**Work to be completed:** Collect every line of the records below that contains the word "source".

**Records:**
* * * * * * *

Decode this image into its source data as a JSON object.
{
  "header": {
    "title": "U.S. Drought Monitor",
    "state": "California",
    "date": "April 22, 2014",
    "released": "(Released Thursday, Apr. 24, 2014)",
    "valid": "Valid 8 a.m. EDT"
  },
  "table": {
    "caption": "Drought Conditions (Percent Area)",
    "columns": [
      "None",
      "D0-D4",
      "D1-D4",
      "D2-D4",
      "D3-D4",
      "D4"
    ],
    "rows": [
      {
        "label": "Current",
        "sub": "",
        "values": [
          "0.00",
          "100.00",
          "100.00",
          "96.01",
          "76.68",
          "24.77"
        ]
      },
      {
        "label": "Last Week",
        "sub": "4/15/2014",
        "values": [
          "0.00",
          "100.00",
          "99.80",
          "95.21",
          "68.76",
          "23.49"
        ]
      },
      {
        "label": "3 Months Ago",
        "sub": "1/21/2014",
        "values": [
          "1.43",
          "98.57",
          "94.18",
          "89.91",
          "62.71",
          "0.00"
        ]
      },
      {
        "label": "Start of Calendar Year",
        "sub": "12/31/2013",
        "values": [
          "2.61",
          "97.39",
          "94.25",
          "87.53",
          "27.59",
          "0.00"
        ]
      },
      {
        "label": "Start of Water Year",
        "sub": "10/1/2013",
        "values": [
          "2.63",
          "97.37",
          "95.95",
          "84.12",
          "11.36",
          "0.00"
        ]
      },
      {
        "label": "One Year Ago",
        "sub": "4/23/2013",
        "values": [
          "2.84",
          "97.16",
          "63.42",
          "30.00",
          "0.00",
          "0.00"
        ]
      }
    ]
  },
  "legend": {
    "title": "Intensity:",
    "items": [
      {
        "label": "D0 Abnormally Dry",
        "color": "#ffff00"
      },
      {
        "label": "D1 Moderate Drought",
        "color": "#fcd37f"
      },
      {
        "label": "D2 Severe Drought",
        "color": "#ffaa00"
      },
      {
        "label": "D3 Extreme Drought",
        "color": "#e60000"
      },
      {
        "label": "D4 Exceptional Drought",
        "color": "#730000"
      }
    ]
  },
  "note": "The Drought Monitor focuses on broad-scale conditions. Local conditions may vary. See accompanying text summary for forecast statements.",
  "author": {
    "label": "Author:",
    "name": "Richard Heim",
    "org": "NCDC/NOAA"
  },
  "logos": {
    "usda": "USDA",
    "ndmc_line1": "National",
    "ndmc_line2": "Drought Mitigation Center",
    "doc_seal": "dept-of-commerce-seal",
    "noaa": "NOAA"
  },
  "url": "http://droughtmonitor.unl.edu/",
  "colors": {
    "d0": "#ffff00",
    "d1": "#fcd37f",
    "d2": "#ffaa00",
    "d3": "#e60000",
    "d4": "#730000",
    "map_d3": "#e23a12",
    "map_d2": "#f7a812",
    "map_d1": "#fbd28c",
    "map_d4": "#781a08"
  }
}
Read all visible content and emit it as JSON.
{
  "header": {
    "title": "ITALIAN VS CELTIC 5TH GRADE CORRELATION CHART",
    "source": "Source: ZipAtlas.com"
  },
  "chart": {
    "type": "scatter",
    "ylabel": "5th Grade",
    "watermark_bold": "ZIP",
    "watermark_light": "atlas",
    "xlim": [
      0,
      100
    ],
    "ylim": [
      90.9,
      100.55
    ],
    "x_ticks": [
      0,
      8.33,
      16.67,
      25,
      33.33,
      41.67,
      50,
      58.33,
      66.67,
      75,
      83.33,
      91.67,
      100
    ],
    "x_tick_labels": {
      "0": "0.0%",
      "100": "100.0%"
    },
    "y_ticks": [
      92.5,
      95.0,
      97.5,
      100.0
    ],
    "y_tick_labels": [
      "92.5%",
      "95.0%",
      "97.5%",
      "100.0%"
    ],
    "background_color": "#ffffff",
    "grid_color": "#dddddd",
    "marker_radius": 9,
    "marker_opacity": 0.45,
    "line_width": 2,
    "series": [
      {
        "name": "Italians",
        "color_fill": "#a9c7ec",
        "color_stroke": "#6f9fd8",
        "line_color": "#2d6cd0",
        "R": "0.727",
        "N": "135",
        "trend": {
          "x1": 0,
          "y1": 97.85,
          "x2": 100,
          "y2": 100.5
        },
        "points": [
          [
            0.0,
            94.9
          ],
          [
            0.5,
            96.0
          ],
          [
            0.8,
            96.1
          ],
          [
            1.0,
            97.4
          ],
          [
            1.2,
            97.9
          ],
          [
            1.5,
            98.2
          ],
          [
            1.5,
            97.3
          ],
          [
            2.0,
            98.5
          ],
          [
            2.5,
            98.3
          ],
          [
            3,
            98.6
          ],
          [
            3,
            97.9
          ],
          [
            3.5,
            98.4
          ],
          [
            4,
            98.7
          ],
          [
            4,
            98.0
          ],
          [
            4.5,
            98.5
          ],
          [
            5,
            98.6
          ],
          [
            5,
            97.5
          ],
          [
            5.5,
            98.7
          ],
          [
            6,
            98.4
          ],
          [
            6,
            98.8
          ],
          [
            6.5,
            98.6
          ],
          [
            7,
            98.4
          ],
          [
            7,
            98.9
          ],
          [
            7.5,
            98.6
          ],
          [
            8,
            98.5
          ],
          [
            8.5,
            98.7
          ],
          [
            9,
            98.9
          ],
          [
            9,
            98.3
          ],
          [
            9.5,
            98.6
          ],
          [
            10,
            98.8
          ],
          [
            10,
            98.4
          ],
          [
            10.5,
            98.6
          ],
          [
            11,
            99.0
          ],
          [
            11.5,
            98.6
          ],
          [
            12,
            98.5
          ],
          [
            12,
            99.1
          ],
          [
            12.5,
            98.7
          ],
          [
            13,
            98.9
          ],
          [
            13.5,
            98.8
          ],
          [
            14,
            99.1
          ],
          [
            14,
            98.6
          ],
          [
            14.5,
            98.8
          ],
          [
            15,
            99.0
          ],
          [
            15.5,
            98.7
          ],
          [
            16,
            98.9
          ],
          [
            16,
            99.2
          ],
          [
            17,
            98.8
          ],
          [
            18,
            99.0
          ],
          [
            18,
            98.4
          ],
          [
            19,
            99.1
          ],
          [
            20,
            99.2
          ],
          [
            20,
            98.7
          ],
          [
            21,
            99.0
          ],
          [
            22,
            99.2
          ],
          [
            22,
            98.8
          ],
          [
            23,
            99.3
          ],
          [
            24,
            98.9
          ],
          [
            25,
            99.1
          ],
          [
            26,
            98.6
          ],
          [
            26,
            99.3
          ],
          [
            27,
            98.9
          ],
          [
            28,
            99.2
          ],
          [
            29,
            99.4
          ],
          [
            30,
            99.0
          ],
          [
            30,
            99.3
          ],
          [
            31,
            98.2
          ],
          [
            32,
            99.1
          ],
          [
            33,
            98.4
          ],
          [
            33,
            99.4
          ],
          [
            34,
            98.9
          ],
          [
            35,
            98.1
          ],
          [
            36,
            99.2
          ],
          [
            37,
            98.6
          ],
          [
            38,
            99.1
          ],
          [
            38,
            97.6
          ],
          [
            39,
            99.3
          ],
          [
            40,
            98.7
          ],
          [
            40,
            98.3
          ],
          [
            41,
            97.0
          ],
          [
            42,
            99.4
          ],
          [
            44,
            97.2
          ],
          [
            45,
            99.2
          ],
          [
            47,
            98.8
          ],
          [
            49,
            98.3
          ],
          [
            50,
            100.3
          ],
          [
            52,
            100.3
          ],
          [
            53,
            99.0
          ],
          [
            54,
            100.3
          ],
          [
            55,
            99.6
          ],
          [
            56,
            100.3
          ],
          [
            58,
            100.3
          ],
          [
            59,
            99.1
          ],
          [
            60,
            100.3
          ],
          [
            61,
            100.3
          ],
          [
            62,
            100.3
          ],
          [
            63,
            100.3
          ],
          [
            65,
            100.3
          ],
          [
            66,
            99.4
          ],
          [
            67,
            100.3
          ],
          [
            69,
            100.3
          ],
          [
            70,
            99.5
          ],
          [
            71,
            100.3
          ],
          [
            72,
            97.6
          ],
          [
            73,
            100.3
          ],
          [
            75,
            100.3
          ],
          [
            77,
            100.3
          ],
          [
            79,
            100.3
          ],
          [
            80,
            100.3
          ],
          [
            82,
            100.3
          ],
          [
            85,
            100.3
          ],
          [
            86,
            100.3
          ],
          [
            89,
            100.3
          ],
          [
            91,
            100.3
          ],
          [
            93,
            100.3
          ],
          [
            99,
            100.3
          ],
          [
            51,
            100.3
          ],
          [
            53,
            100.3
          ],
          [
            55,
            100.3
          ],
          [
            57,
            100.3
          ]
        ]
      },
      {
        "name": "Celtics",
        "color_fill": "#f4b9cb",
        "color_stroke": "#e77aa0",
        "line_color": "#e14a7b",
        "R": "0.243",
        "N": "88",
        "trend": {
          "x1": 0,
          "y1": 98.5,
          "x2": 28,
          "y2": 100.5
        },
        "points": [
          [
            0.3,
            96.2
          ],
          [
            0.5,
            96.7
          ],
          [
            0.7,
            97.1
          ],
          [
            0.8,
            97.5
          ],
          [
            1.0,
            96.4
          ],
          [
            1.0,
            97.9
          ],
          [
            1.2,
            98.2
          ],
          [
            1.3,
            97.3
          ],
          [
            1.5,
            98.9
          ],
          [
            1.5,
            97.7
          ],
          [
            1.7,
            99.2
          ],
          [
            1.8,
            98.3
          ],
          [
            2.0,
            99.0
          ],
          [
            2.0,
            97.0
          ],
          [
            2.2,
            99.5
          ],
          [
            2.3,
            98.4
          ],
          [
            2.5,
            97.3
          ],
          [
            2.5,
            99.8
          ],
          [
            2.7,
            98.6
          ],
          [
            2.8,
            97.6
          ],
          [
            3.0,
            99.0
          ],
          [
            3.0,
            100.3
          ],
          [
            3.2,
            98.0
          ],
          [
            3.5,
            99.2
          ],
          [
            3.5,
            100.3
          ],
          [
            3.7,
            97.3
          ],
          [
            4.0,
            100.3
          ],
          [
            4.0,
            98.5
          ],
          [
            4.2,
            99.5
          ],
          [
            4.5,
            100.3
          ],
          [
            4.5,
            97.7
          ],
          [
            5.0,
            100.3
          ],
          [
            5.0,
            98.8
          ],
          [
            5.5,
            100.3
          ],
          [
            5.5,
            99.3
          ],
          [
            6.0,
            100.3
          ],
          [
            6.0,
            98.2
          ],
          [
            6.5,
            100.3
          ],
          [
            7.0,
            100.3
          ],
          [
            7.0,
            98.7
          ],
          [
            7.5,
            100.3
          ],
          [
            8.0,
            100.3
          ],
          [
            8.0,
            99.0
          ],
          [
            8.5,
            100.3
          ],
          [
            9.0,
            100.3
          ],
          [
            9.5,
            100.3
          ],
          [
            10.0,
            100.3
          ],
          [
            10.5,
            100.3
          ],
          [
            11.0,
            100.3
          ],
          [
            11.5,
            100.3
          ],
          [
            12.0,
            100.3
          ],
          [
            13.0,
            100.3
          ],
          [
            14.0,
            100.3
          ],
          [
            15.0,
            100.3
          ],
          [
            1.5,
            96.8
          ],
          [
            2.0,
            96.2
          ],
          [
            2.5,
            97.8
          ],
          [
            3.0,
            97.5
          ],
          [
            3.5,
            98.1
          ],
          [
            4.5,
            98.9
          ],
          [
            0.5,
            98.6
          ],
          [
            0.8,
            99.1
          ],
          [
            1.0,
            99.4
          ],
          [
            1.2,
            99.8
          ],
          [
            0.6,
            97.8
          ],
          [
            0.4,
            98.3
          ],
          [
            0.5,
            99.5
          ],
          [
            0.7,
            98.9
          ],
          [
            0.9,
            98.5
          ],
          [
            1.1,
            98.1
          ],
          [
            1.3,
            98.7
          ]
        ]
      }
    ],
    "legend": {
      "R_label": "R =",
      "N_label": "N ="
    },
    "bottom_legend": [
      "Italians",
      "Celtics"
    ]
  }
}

* * * * * * *

**Exercise response:**
Decode this image into its source data as a JSON object.
    "source": "Source: ZipAtlas.com"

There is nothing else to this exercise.